### THE EXERCISE
Check each line of the records for "cows"; collect those that have it.

Figure collection entries

** START **

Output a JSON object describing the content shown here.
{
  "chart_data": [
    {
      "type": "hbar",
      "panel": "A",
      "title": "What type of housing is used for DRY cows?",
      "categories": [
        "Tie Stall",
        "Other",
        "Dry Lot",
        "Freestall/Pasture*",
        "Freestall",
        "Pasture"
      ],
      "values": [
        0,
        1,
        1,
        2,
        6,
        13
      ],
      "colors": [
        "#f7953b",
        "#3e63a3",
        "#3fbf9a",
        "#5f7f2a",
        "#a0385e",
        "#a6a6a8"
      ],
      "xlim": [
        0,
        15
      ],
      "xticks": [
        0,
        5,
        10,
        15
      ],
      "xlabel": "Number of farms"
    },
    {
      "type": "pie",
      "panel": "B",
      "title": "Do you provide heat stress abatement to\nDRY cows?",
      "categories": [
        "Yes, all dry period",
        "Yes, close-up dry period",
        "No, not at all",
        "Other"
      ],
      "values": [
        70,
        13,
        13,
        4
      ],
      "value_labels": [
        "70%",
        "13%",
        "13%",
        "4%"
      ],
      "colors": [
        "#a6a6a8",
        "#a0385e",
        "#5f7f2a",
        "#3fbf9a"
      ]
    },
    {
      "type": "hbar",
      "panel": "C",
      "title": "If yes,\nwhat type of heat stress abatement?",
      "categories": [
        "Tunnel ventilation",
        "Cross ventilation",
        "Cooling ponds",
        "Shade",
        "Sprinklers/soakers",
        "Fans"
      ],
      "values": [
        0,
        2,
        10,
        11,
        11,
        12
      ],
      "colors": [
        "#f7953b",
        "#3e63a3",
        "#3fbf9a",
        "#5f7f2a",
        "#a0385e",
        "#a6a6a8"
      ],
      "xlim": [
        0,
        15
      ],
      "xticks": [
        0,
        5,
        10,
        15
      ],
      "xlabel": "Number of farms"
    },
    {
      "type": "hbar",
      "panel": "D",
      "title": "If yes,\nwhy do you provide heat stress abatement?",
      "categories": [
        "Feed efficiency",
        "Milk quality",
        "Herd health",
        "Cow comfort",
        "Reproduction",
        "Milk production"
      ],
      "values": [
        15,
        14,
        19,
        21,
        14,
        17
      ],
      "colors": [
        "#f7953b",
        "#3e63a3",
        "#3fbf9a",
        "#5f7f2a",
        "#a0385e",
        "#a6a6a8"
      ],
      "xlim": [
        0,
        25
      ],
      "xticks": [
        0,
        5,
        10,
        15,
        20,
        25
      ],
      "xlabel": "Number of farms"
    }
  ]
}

** END **

### CORRECT RESPONSE
      "title": "What type of housing is used for DRY cows?",
      "title": "Do you provide heat stress abatement to\nDRY cows?",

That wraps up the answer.